Task objective »
Among the lines listed below, count those that include the string "title", and state only the count.

>>>

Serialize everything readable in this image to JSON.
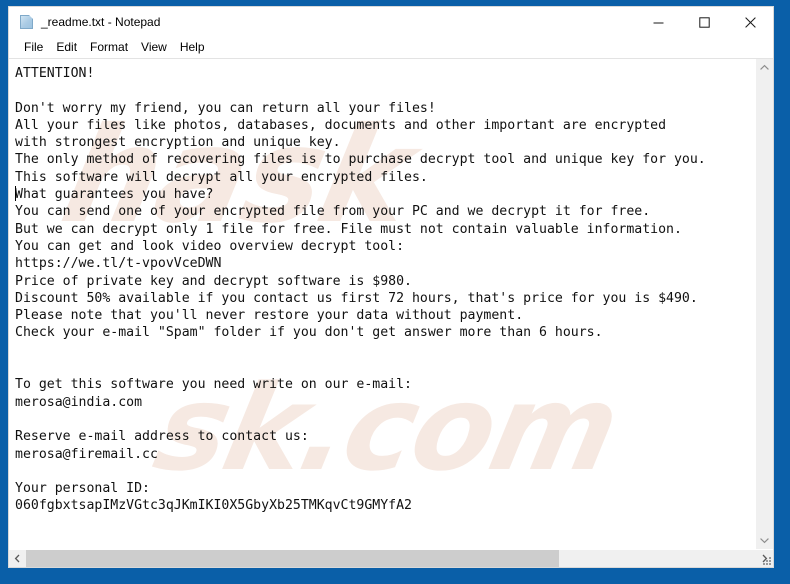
{
  "window": {
    "title": "_readme.txt - Notepad",
    "icon": "notepad-document-icon",
    "frame_color": "#0a5fa8",
    "controls": {
      "minimize": "Minimize",
      "maximize": "Maximize",
      "close": "Close"
    }
  },
  "menubar": {
    "items": [
      {
        "label": "File"
      },
      {
        "label": "Edit"
      },
      {
        "label": "Format"
      },
      {
        "label": "View"
      },
      {
        "label": "Help"
      }
    ]
  },
  "editor": {
    "watermark_1": "hask",
    "watermark_2": "sk.com",
    "content": "ATTENTION!\n\nDon't worry my friend, you can return all your files!\nAll your files like photos, databases, documents and other important are encrypted\nwith strongest encryption and unique key.\nThe only method of recovering files is to purchase decrypt tool and unique key for you.\nThis software will decrypt all your encrypted files.\nWhat guarantees you have?\nYou can send one of your encrypted file from your PC and we decrypt it for free.\nBut we can decrypt only 1 file for free. File must not contain valuable information.\nYou can get and look video overview decrypt tool:\nhttps://we.tl/t-vpovVceDWN\nPrice of private key and decrypt software is $980.\nDiscount 50% available if you contact us first 72 hours, that's price for you is $490.\nPlease note that you'll never restore your data without payment.\nCheck your e-mail \"Spam\" folder if you don't get answer more than 6 hours.\n\n\nTo get this software you need write on our e-mail:\nmerosa@india.com\n\nReserve e-mail address to contact us:\nmerosa@firemail.cc\n\nYour personal ID:\n060fgbxtsapIMzVGtc3qJKmIKI0X5GbyXb25TMKqvCt9GMYfA2",
    "details": {
      "heading": "ATTENTION!",
      "video_url": "https://we.tl/t-vpovVceDWN",
      "price": "$980",
      "discount_percent": "50%",
      "discount_window": "72 hours",
      "discount_price": "$490",
      "spam_answer_hours": "6 hours",
      "free_decrypt_files": "1 file",
      "primary_email": "merosa@india.com",
      "reserve_email": "merosa@firemail.cc",
      "personal_id": "060fgbxtsapIMzVGtc3qJKmIKI0X5GbyXb25TMKqvCt9GMYfA2"
    }
  },
  "scrollbars": {
    "vertical": {
      "up_arrow": "scroll-up",
      "down_arrow": "scroll-down"
    },
    "horizontal": {
      "left_arrow": "scroll-left",
      "right_arrow": "scroll-right",
      "thumb_fraction": "73%"
    }
  }
}
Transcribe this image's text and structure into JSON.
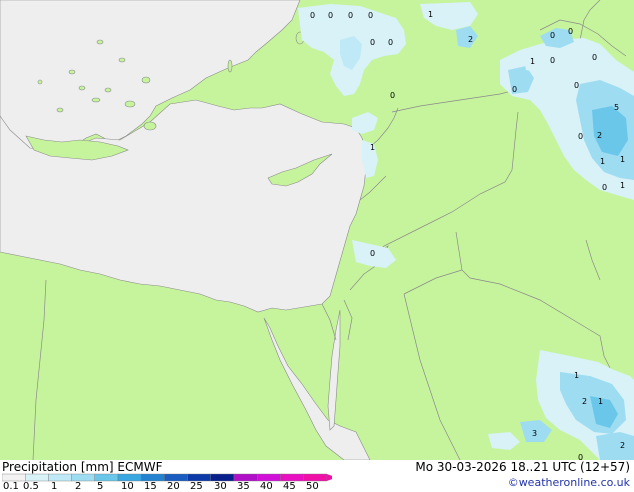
{
  "legend": {
    "title": "Precipitation [mm]",
    "model": "ECMWF",
    "ticks": [
      "0.1",
      "0.5",
      "1",
      "2",
      "5",
      "10",
      "15",
      "20",
      "25",
      "30",
      "35",
      "40",
      "45",
      "50"
    ],
    "colors": [
      "#f2f2f2",
      "#d8f2f8",
      "#bfe9f6",
      "#9edcf2",
      "#6bc7ea",
      "#3aa7e0",
      "#2582d0",
      "#1a5cc0",
      "#0c3aa8",
      "#09208c",
      "#b010c8",
      "#d010d8",
      "#e810c0",
      "#f010a8"
    ]
  },
  "valid_time": "Mo 30-03-2026 18..21 UTC (12+57)",
  "credit": "©weatheronline.co.uk",
  "colors": {
    "land": "#c6f49c",
    "sea": "#eeeeee",
    "border": "#8a8a8a"
  },
  "map_values": [
    {
      "text": "0"
    },
    {
      "text": "0"
    },
    {
      "text": "0"
    },
    {
      "text": "0"
    },
    {
      "text": "1"
    },
    {
      "text": "2"
    },
    {
      "text": "0"
    },
    {
      "text": "0"
    },
    {
      "text": "0"
    },
    {
      "text": "0"
    },
    {
      "text": "0"
    },
    {
      "text": "1"
    },
    {
      "text": "0"
    },
    {
      "text": "0"
    },
    {
      "text": "0"
    },
    {
      "text": "0"
    },
    {
      "text": "5"
    },
    {
      "text": "2"
    },
    {
      "text": "0"
    },
    {
      "text": "1"
    },
    {
      "text": "1"
    },
    {
      "text": "0"
    },
    {
      "text": "1"
    },
    {
      "text": "1"
    },
    {
      "text": "0"
    },
    {
      "text": "1"
    },
    {
      "text": "2"
    },
    {
      "text": "1"
    },
    {
      "text": "3"
    },
    {
      "text": "0"
    },
    {
      "text": "2"
    }
  ]
}
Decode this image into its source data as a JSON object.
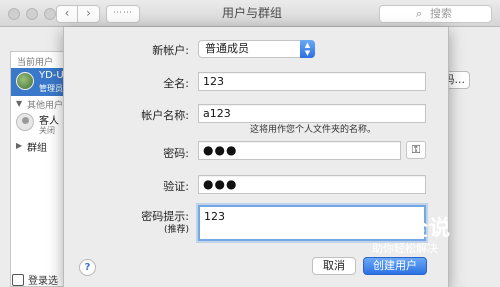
{
  "window": {
    "title": "用户与群组",
    "search_placeholder": "搜索",
    "nav": {
      "back": "‹",
      "forward": "›",
      "grid": "⋯⋯"
    }
  },
  "sidebar": {
    "current_users_header": "当前用户",
    "current_user": {
      "name": "YD-U",
      "role": "管理员"
    },
    "other_users_header": "其他用户",
    "other_user": {
      "name": "客人",
      "status": "关闭"
    },
    "groups_label": "群组",
    "lock_label": "登录选"
  },
  "background": {
    "change_password_label": "码..."
  },
  "sheet": {
    "new_account_label": "新帐户:",
    "new_account_value": "普通成员",
    "full_name_label": "全名:",
    "full_name_value": "123",
    "account_name_label": "帐户名称:",
    "account_name_value": "a123",
    "account_name_hint": "这将用作您个人文件夹的名称。",
    "password_label": "密码:",
    "password_value": "●●●",
    "verify_label": "验证:",
    "verify_value": "●●●",
    "password_hint_label": "密码提示:",
    "password_hint_sublabel": "(推荐)",
    "password_hint_value": "123",
    "help_label": "?",
    "cancel_label": "取消",
    "create_label": "创建用户"
  },
  "watermark": {
    "main": "百科全说",
    "sub": "助你轻松解决"
  },
  "colors": {
    "accent": "#2d72e4",
    "selection": "#3a78c9",
    "sheet_bg": "#ececec"
  }
}
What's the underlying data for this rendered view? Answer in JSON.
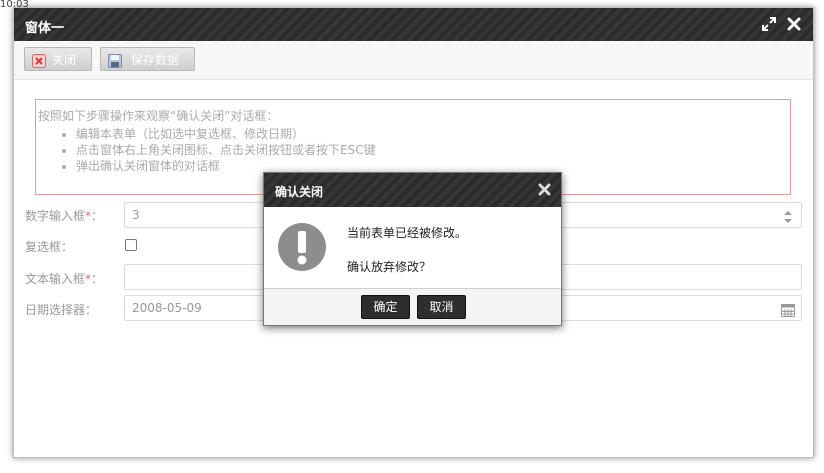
{
  "time_fragment": "10:03",
  "window": {
    "title": "窗体一",
    "icons": [
      "maximize-icon",
      "close-icon"
    ]
  },
  "toolbar": {
    "close_label": "关闭",
    "save_label": "保存数据"
  },
  "tips": {
    "intro": "按照如下步骤操作来观察“确认关闭”对话框：",
    "items": [
      "编辑本表单（比如选中复选框、修改日期）",
      "点击窗体右上角关闭图标、点击关闭按钮或者按下ESC键",
      "弹出确认关闭窗体的对话框"
    ]
  },
  "form": {
    "number_label": "数字输入框",
    "number_value": "3",
    "checkbox_label": "复选框：",
    "text_label": "文本输入框",
    "text_value": "",
    "date_label": "日期选择器：",
    "date_value": "2008-05-09",
    "required_mark": "*",
    "colon": "："
  },
  "dialog": {
    "title": "确认关闭",
    "message_line1": "当前表单已经被修改。",
    "message_line2": "确认放弃修改？",
    "ok_label": "确定",
    "cancel_label": "取消"
  },
  "colors": {
    "header_dark": "#2d2d2d",
    "tip_border": "#e69a9a",
    "required": "#e26a6a",
    "dialog_button": "#2e2e2e"
  }
}
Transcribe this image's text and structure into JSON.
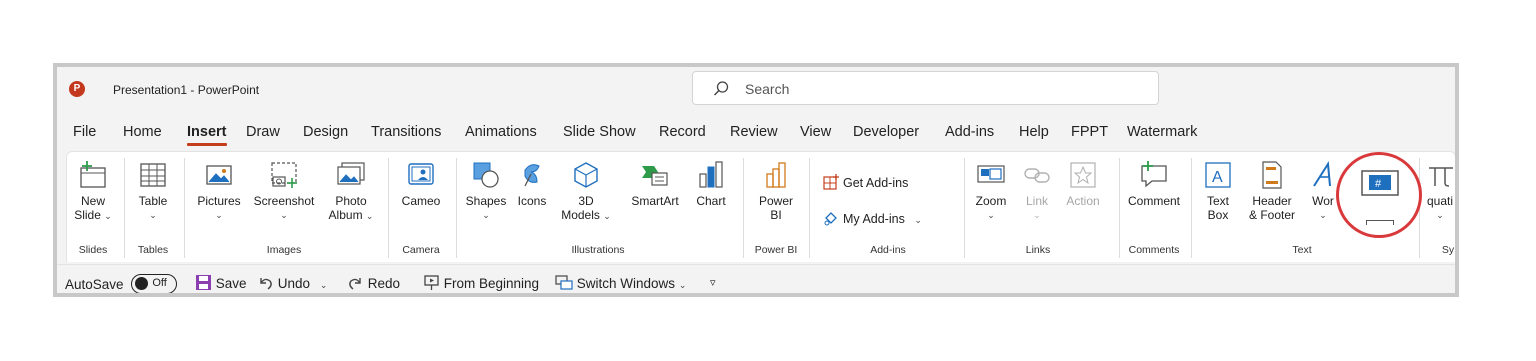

<<<

Task output »
5